RAW RECORDS:
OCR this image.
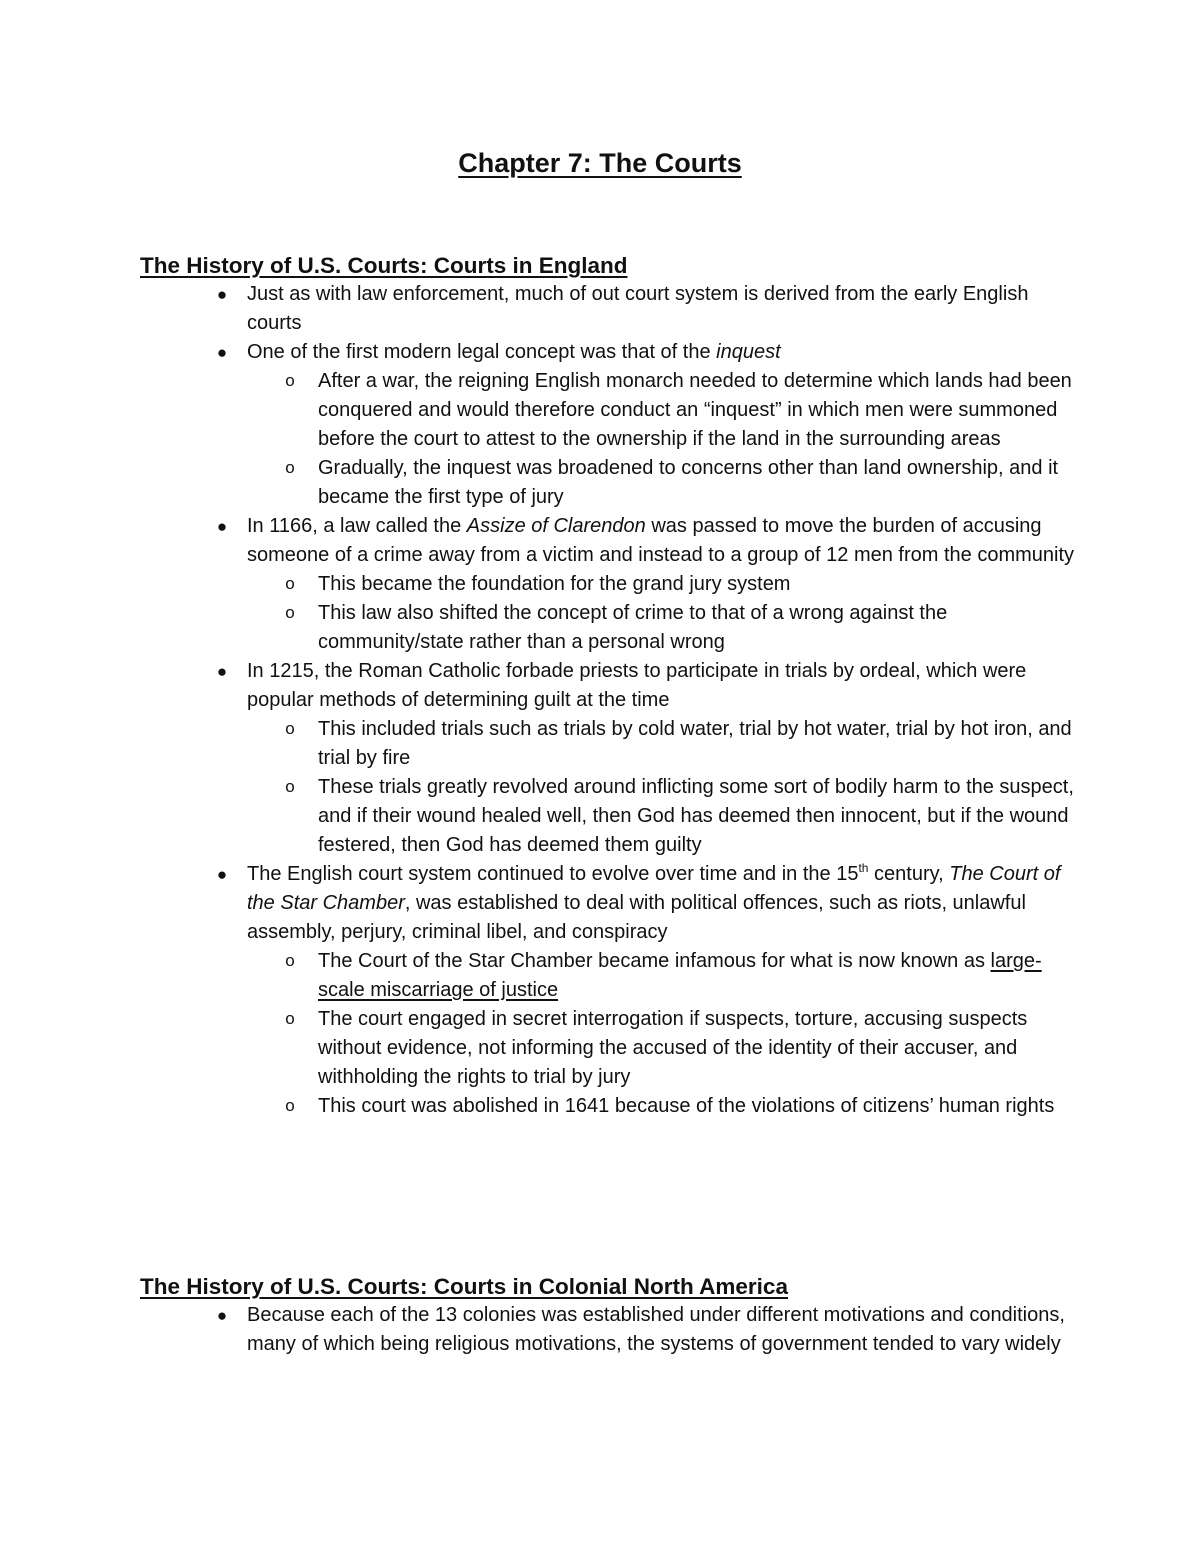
Chapter 7: The Courts
The History of U.S. Courts: Courts in England
● Just as with law enforcement, much of out court system is derived from the early English courts
● One of the first modern legal concept was that of the inquest
o After a war, the reigning English monarch needed to determine which lands had been conquered and would therefore conduct an “inquest” in which men were summoned before the court to attest to the ownership if the land in the surrounding areas
o Gradually, the inquest was broadened to concerns other than land ownership, and it became the first type of jury
● In 1166, a law called the Assize of Clarendon was passed to move the burden of accusing someone of a crime away from a victim and instead to a group of 12 men from the community
o This became the foundation for the grand jury system
o This law also shifted the concept of crime to that of a wrong against the community/state rather than a personal wrong
● In 1215, the Roman Catholic forbade priests to participate in trials by ordeal, which were popular methods of determining guilt at the time
o This included trials such as trials by cold water, trial by hot water, trial by hot iron, and trial by fire
o These trials greatly revolved around inflicting some sort of bodily harm to the suspect, and if their wound healed well, then God has deemed then innocent, but if the wound festered, then God has deemed them guilty
● The English court system continued to evolve over time and in the 15th century, The Court of the Star Chamber, was established to deal with political offences, such as riots, unlawful assembly, perjury, criminal libel, and conspiracy
o The Court of the Star Chamber became infamous for what is now known as large-scale miscarriage of justice
o The court engaged in secret interrogation if suspects, torture, accusing suspects without evidence, not informing the accused of the identity of their accuser, and withholding the rights to trial by jury
o This court was abolished in 1641 because of the violations of citizens’ human rights
The History of U.S. Courts: Courts in Colonial North America
● Because each of the 13 colonies was established under different motivations and conditions, many of which being religious motivations, the systems of government tended to vary widely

TASK TO CARRY OUT: Transcribe every entry word for word, but skip the pictures.

WRITTEN RESPONSE:
OCR this image.
Chapter 7: The Courts
The History of U.S. Courts: Courts in England
● Just as with law enforcement, much of out court system is derived from the early English courts
● One of the first modern legal concept was that of the inquest
o After a war, the reigning English monarch needed to determine which lands had been conquered and would therefore conduct an “inquest” in which men were summoned before the court to attest to the ownership if the land in the surrounding areas
o Gradually, the inquest was broadened to concerns other than land ownership, and it became the first type of jury
● In 1166, a law called the Assize of Clarendon was passed to move the burden of accusing someone of a crime away from a victim and instead to a group of 12 men from the community
o This became the foundation for the grand jury system
o This law also shifted the concept of crime to that of a wrong against the community/state rather than a personal wrong
● In 1215, the Roman Catholic forbade priests to participate in trials by ordeal, which were popular methods of determining guilt at the time
o This included trials such as trials by cold water, trial by hot water, trial by hot iron, and trial by fire
o These trials greatly revolved around inflicting some sort of bodily harm to the suspect, and if their wound healed well, then God has deemed then innocent, but if the wound festered, then God has deemed them guilty
● The English court system continued to evolve over time and in the 15th century, The Court of the Star Chamber, was established to deal with political offences, such as riots, unlawful assembly, perjury, criminal libel, and conspiracy
o The Court of the Star Chamber became infamous for what is now known as large-scale miscarriage of justice
o The court engaged in secret interrogation if suspects, torture, accusing suspects without evidence, not informing the accused of the identity of their accuser, and withholding the rights to trial by jury
o This court was abolished in 1641 because of the violations of citizens’ human rights
The History of U.S. Courts: Courts in Colonial North America
● Because each of the 13 colonies was established under different motivations and conditions, many of which being religious motivations, the systems of government tended to vary widely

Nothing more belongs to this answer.